Items from a data source:
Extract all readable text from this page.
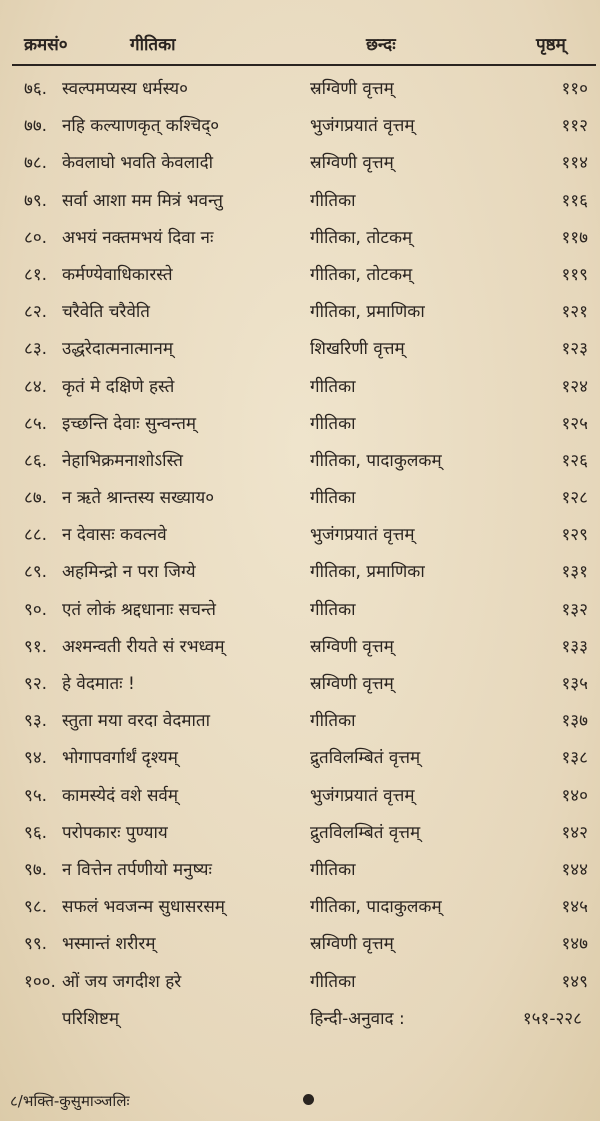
क्रमसं०	गीतिका	छन्दः	पृष्ठम्
७६. स्वल्पमप्यस्य धर्मस्य०	स्रग्विणी वृत्तम्	११०
७७. नहि कल्याणकृत् कश्चिद्०	भुजंगप्रयातं वृत्तम्	११२
७८. केवलाघो भवति केवलादी	स्रग्विणी वृत्तम्	११४
७९. सर्वा आशा मम मित्रं भवन्तु	गीतिका	११६
८०. अभयं नक्तमभयं दिवा नः	गीतिका, तोटकम्	११७
८१. कर्मण्येवाधिकारस्ते	गीतिका, तोटकम्	११९
८२. चरैवेति चरैवेति	गीतिका, प्रमाणिका	१२१
८३. उद्धरेदात्मनात्मानम्	शिखरिणी वृत्तम्	१२३
८४. कृतं मे दक्षिणे हस्ते	गीतिका	१२४
८५. इच्छन्ति देवाः सुन्वन्तम्	गीतिका	१२५
८६. नेहाभिक्रमनाशोऽस्ति	गीतिका, पादाकुलकम्	१२६
८७. न ऋते श्रान्तस्य सख्याय०	गीतिका	१२८
८८. न देवासः कवत्नवे	भुजंगप्रयातं वृत्तम्	१२९
८९. अहमिन्द्रो न परा जिग्ये	गीतिका, प्रमाणिका	१३१
९०. एतं लोकं श्रद्दधानाः सचन्ते	गीतिका	१३२
९१. अश्मन्वती रीयते सं रभध्वम्	स्रग्विणी वृत्तम्	१३३
९२. हे वेदमातः !	स्रग्विणी वृत्तम्	१३५
९३. स्तुता मया वरदा वेदमाता	गीतिका	१३७
९४. भोगापवर्गार्थं दृश्यम्	द्रुतविलम्बितं वृत्तम्	१३८
९५. कामस्येदं वशे सर्वम्	भुजंगप्रयातं वृत्तम्	१४०
९६. परोपकारः पुण्याय	द्रुतविलम्बितं वृत्तम्	१४२
९७. न वित्तेन तर्पणीयो मनुष्यः	गीतिका	१४४
९८. सफलं भवजन्म सुधासरसम्	गीतिका, पादाकुलकम्	१४५
९९. भस्मान्तं शरीरम्	स्रग्विणी वृत्तम्	१४७
१००. ओं जय जगदीश हरे	गीतिका	१४९
परिशिष्टम्	हिन्दी-अनुवाद :	१५१-२२८
८/भक्ति-कुसुमाञ्जलिः
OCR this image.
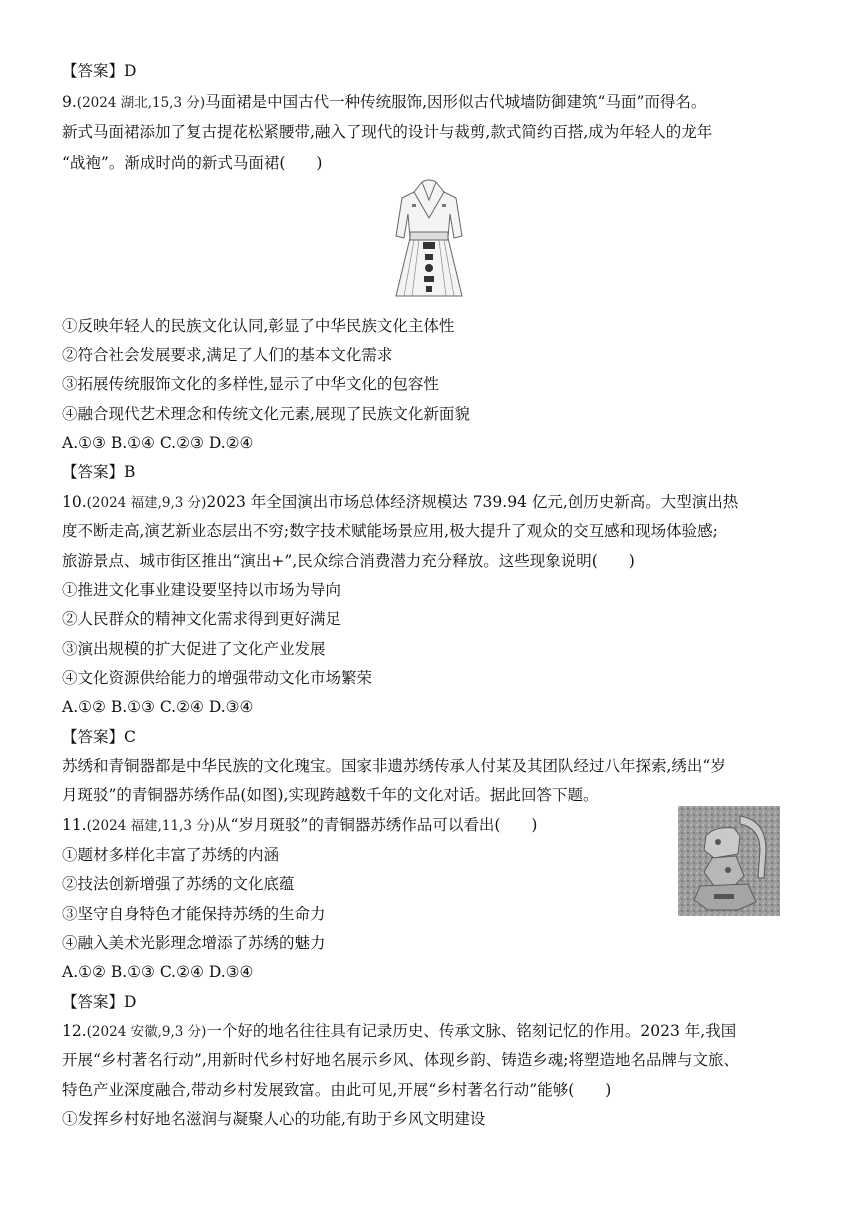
【答案】D
9.(2024 湖北,15,3 分)马面裙是中国古代一种传统服饰,因形似古代城墙防御建筑“马面”而得名。
新式马面裙添加了复古提花松紧腰带,融入了现代的设计与裁剪,款式简约百搭,成为年轻人的龙年
“战袍”。渐成时尚的新式马面裙(　　)
①反映年轻人的民族文化认同,彰显了中华民族文化主体性
②符合社会发展要求,满足了人们的基本文化需求
③拓展传统服饰文化的多样性,显示了中华文化的包容性
④融合现代艺术理念和传统文化元素,展现了民族文化新面貌
A.①③ B.①④ C.②③ D.②④
【答案】B
10.(2024 福建,9,3 分)2023 年全国演出市场总体经济规模达 739.94 亿元,创历史新高。大型演出热
度不断走高,演艺新业态层出不穷;数字技术赋能场景应用,极大提升了观众的交互感和现场体验感;
旅游景点、城市街区推出“演出+”,民众综合消费潜力充分释放。这些现象说明(　　)
①推进文化事业建设要坚持以市场为导向
②人民群众的精神文化需求得到更好满足
③演出规模的扩大促进了文化产业发展
④文化资源供给能力的增强带动文化市场繁荣
A.①② B.①③ C.②④ D.③④
【答案】C
苏绣和青铜器都是中华民族的文化瑰宝。国家非遗苏绣传承人付某及其团队经过八年探索,绣出“岁
月斑驳”的青铜器苏绣作品(如图),实现跨越数千年的文化对话。据此回答下题。
11.(2024 福建,11,3 分)从“岁月斑驳”的青铜器苏绣作品可以看出(　　)
①题材多样化丰富了苏绣的内涵
②技法创新增强了苏绣的文化底蕴
③坚守自身特色才能保持苏绣的生命力
④融入美术光影理念增添了苏绣的魅力
A.①② B.①③ C.②④ D.③④
【答案】D
12.(2024 安徽,9,3 分)一个好的地名往往具有记录历史、传承文脉、铭刻记忆的作用。2023 年,我国
开展“乡村著名行动”,用新时代乡村好地名展示乡风、体现乡韵、铸造乡魂;将塑造地名品牌与文旅、
特色产业深度融合,带动乡村发展致富。由此可见,开展“乡村著名行动”能够(　　)
①发挥乡村好地名滋润与凝聚人心的功能,有助于乡风文明建设
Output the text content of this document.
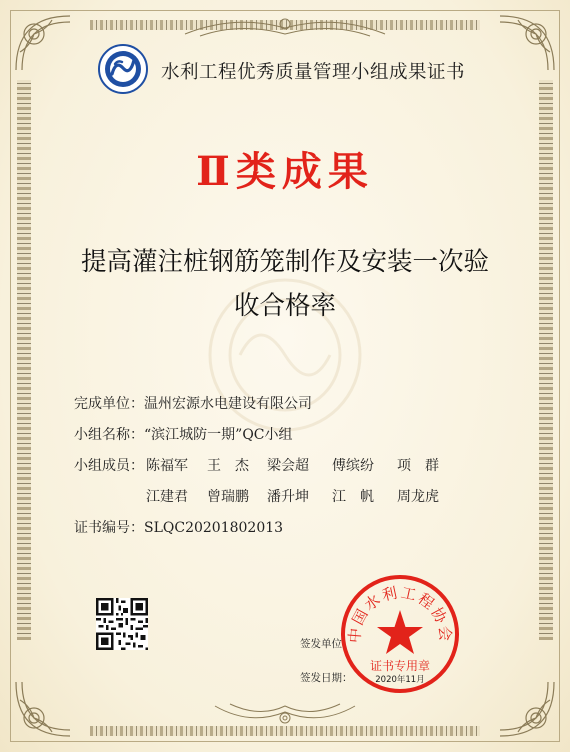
水利工程优秀质量管理小组成果证书
Ⅱ类成果
提高灌注桩钢筋笼制作及安装一次验
收合格率
完成单位：温州宏源水电建设有限公司
小组名称：“滨江城防一期”QC小组
小组成员： 陈福军 王　杰 梁会超 傅缤纷 项　群
江建君 曾瑞鹏 潘升坤 江　帆 周龙虎
证书编号：SLQC20201802013
签发单位：
签发日期：
中国水利工程协会
证书专用章
2020年11月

What the task asks: Take the records above and transcribe them exactly, dropping every picture.

Task response:
Extract all readable text from this page.
क्रमसं०	गीतिका	छन्दः	पृष्ठम्
७६. स्वल्पमप्यस्य धर्मस्य०	स्रग्विणी वृत्तम्	११०
७७. नहि कल्याणकृत् कश्चिद्०	भुजंगप्रयातं वृत्तम्	११२
७८. केवलाघो भवति केवलादी	स्रग्विणी वृत्तम्	११४
७९. सर्वा आशा मम मित्रं भवन्तु	गीतिका	११६
८०. अभयं नक्तमभयं दिवा नः	गीतिका, तोटकम्	११७
८१. कर्मण्येवाधिकारस्ते	गीतिका, तोटकम्	११९
८२. चरैवेति चरैवेति	गीतिका, प्रमाणिका	१२१
८३. उद्धरेदात्मनात्मानम्	शिखरिणी वृत्तम्	१२३
८४. कृतं मे दक्षिणे हस्ते	गीतिका	१२४
८५. इच्छन्ति देवाः सुन्वन्तम्	गीतिका	१२५
८६. नेहाभिक्रमनाशोऽस्ति	गीतिका, पादाकुलकम्	१२६
८७. न ऋते श्रान्तस्य सख्याय०	गीतिका	१२८
८८. न देवासः कवत्नवे	भुजंगप्रयातं वृत्तम्	१२९
८९. अहमिन्द्रो न परा जिग्ये	गीतिका, प्रमाणिका	१३१
९०. एतं लोकं श्रद्दधानाः सचन्ते	गीतिका	१३२
९१. अश्मन्वती रीयते सं रभध्वम्	स्रग्विणी वृत्तम्	१३३
९२. हे वेदमातः !	स्रग्विणी वृत्तम्	१३५
९३. स्तुता मया वरदा वेदमाता	गीतिका	१३७
९४. भोगापवर्गार्थं दृश्यम्	द्रुतविलम्बितं वृत्तम्	१३८
९५. कामस्येदं वशे सर्वम्	भुजंगप्रयातं वृत्तम्	१४०
९६. परोपकारः पुण्याय	द्रुतविलम्बितं वृत्तम्	१४२
९७. न वित्तेन तर्पणीयो मनुष्यः	गीतिका	१४४
९८. सफलं भवजन्म सुधासरसम्	गीतिका, पादाकुलकम्	१४५
९९. भस्मान्तं शरीरम्	स्रग्विणी वृत्तम्	१४७
१००. ओं जय जगदीश हरे	गीतिका	१४९
परिशिष्टम्	हिन्दी-अनुवाद :	१५१-२२८
८/भक्ति-कुसुमाञ्जलिः
OCR this image.
【答案】D
9.(2024 湖北,15,3 分)马面裙是中国古代一种传统服饰,因形似古代城墙防御建筑“马面”而得名。
新式马面裙添加了复古提花松紧腰带,融入了现代的设计与裁剪,款式简约百搭,成为年轻人的龙年
“战袍”。渐成时尚的新式马面裙(　　)
①反映年轻人的民族文化认同,彰显了中华民族文化主体性
②符合社会发展要求,满足了人们的基本文化需求
③拓展传统服饰文化的多样性,显示了中华文化的包容性
④融合现代艺术理念和传统文化元素,展现了民族文化新面貌
A.①③ B.①④ C.②③ D.②④
【答案】B
10.(2024 福建,9,3 分)2023 年全国演出市场总体经济规模达 739.94 亿元,创历史新高。大型演出热
度不断走高,演艺新业态层出不穷;数字技术赋能场景应用,极大提升了观众的交互感和现场体验感;
旅游景点、城市街区推出“演出+”,民众综合消费潜力充分释放。这些现象说明(　　)
①推进文化事业建设要坚持以市场为导向
②人民群众的精神文化需求得到更好满足
③演出规模的扩大促进了文化产业发展
④文化资源供给能力的增强带动文化市场繁荣
A.①② B.①③ C.②④ D.③④
【答案】C
苏绣和青铜器都是中华民族的文化瑰宝。国家非遗苏绣传承人付某及其团队经过八年探索,绣出“岁
月斑驳”的青铜器苏绣作品(如图),实现跨越数千年的文化对话。据此回答下题。
11.(2024 福建,11,3 分)从“岁月斑驳”的青铜器苏绣作品可以看出(　　)
①题材多样化丰富了苏绣的内涵
②技法创新增强了苏绣的文化底蕴
③坚守自身特色才能保持苏绣的生命力
④融入美术光影理念增添了苏绣的魅力
A.①② B.①③ C.②④ D.③④
【答案】D
12.(2024 安徽,9,3 分)一个好的地名往往具有记录历史、传承文脉、铭刻记忆的作用。2023 年,我国
开展“乡村著名行动”,用新时代乡村好地名展示乡风、体现乡韵、铸造乡魂;将塑造地名品牌与文旅、
特色产业深度融合,带动乡村发展致富。由此可见,开展“乡村著名行动”能够(　　)
①发挥乡村好地名滋润与凝聚人心的功能,有助于乡风文明建设
Output the text content of this document.
水利工程优秀质量管理小组成果证书
Ⅱ类成果
提高灌注桩钢筋笼制作及安装一次验
收合格率
完成单位：温州宏源水电建设有限公司
小组名称：“滨江城防一期”QC小组
小组成员： 陈福军 王　杰 梁会超 傅缤纷 项　群
江建君 曾瑞鹏 潘升坤 江　帆 周龙虎
证书编号：SLQC20201802013
签发单位：
签发日期：
中国水利工程协会
证书专用章
2020年11月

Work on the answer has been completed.